- _TASK DETAILS_
Return the lines of the items below exactly as they appear, starting at the line that contains "Decompose this app" and ending at the line that contains "button[interactable]: OFF xyxy=(449,571,597,612)", both included. Leave the pictures out of your answer.

- _AVAILABLE DATA_
_ _ _
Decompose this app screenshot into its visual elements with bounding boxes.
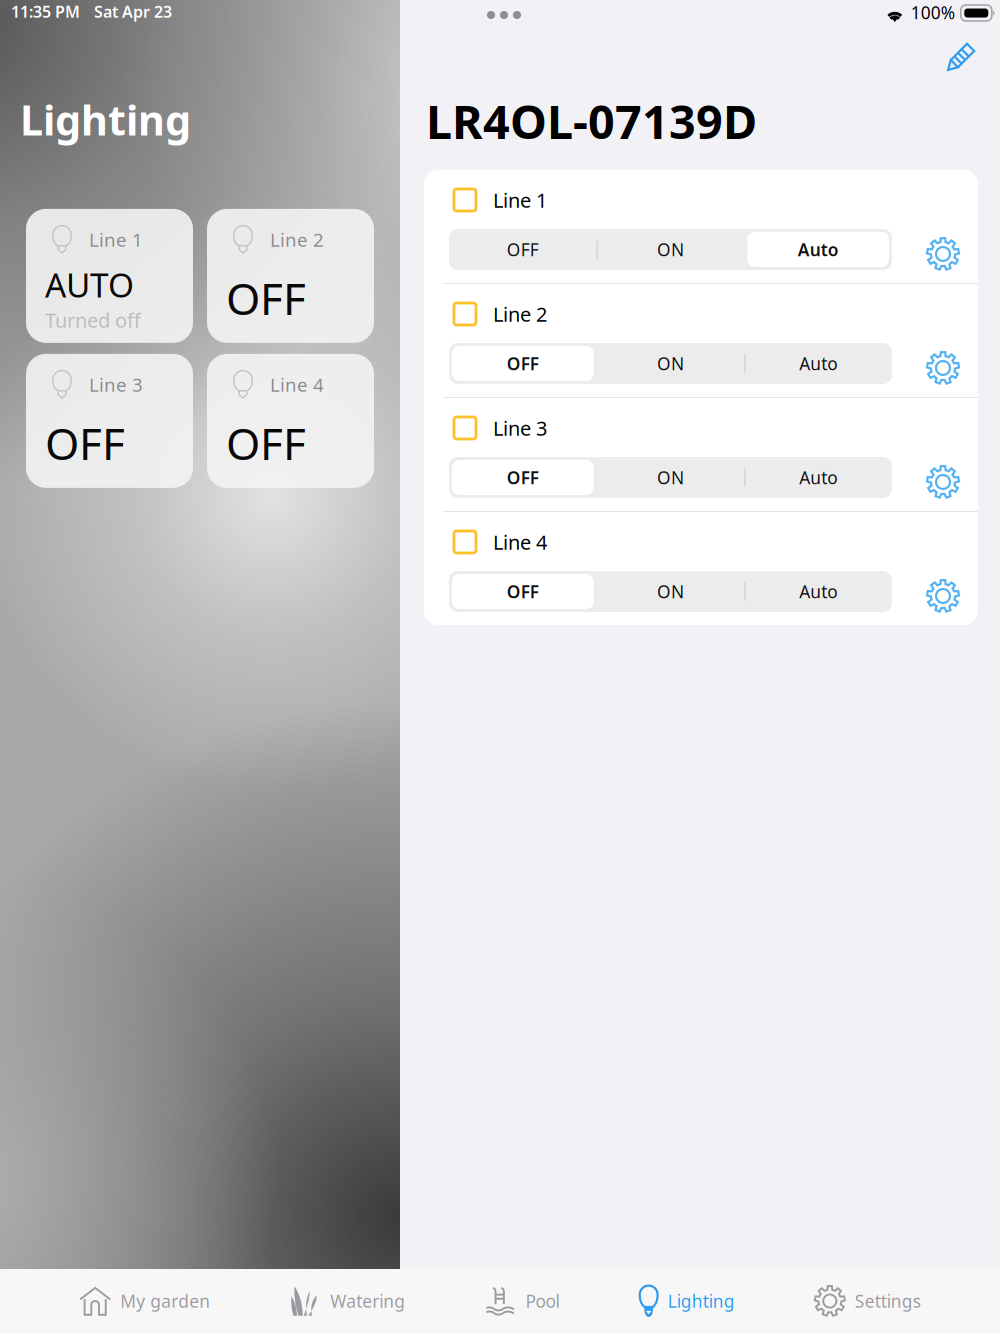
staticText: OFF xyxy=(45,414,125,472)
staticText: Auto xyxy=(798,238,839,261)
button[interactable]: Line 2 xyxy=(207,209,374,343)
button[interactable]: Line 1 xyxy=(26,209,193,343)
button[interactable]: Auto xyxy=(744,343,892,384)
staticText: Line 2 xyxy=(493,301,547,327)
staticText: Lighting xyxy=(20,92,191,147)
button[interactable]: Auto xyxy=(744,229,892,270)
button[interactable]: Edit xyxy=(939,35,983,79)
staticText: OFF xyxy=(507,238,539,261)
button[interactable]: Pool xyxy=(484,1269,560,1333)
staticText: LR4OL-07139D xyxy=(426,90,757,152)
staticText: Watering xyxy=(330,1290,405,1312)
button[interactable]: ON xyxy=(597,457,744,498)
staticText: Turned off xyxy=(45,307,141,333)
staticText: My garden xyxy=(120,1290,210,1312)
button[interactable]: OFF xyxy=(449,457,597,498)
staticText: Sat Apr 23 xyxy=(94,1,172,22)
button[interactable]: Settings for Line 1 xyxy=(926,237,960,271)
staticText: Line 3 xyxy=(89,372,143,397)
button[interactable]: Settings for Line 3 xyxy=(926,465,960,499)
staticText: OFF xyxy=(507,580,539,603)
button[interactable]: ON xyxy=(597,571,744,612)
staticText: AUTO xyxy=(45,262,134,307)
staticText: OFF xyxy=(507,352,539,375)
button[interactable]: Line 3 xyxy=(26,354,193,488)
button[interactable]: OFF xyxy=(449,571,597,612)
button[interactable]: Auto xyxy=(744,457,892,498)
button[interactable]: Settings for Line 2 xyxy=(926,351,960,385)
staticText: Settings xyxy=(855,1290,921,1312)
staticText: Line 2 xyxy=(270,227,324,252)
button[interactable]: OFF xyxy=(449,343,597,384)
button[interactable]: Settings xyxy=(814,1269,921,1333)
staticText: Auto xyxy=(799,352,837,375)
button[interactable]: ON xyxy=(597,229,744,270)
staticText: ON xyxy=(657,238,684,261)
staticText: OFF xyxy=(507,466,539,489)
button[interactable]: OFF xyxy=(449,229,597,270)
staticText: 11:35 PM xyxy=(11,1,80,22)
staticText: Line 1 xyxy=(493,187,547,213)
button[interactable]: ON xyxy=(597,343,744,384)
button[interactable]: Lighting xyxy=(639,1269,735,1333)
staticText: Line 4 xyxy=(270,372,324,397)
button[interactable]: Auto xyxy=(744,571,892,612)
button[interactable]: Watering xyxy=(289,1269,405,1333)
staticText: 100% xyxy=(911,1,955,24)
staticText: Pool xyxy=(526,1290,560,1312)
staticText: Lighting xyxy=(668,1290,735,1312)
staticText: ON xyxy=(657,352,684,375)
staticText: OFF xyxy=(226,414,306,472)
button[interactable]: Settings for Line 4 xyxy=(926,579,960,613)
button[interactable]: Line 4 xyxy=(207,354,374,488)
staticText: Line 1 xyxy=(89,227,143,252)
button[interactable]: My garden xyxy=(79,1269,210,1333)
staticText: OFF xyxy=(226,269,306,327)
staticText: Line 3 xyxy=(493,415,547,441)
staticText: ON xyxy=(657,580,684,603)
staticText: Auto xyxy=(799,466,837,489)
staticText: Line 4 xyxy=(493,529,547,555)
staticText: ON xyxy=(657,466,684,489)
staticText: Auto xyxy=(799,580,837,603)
_ _ _
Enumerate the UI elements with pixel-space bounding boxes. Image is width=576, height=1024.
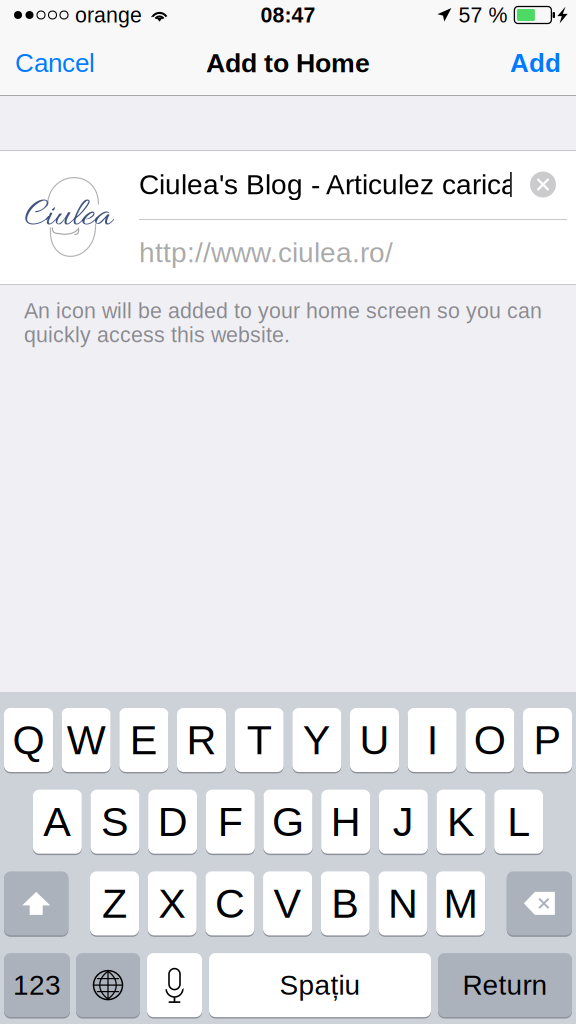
_ _ _
- _WRITTEN REPLY_
Decompose this app screenshot into its visual elements with bounding boxes.
staticText: OFF xyxy=(45,414,125,472)
staticText: Auto xyxy=(798,238,839,261)
button[interactable]: Line 2 xyxy=(207,209,374,343)
button[interactable]: Line 1 xyxy=(26,209,193,343)
button[interactable]: Auto xyxy=(744,343,892,384)
staticText: Line 2 xyxy=(493,301,547,327)
staticText: Lighting xyxy=(20,92,191,147)
button[interactable]: Auto xyxy=(744,229,892,270)
button[interactable]: Edit xyxy=(939,35,983,79)
staticText: OFF xyxy=(507,238,539,261)
button[interactable]: Pool xyxy=(484,1269,560,1333)
staticText: LR4OL-07139D xyxy=(426,90,757,152)
staticText: Watering xyxy=(330,1290,405,1312)
button[interactable]: ON xyxy=(597,457,744,498)
staticText: Turned off xyxy=(45,307,141,333)
staticText: My garden xyxy=(120,1290,210,1312)
button[interactable]: OFF xyxy=(449,457,597,498)
staticText: Sat Apr 23 xyxy=(94,1,172,22)
button[interactable]: Settings for Line 1 xyxy=(926,237,960,271)
staticText: Line 3 xyxy=(89,372,143,397)
button[interactable]: Settings for Line 3 xyxy=(926,465,960,499)
staticText: OFF xyxy=(507,580,539,603)
button[interactable]: ON xyxy=(597,571,744,612)
staticText: AUTO xyxy=(45,262,134,307)
staticText: OFF xyxy=(507,352,539,375)
button[interactable]: Line 3 xyxy=(26,354,193,488)
button[interactable]: OFF xyxy=(449,571,597,612)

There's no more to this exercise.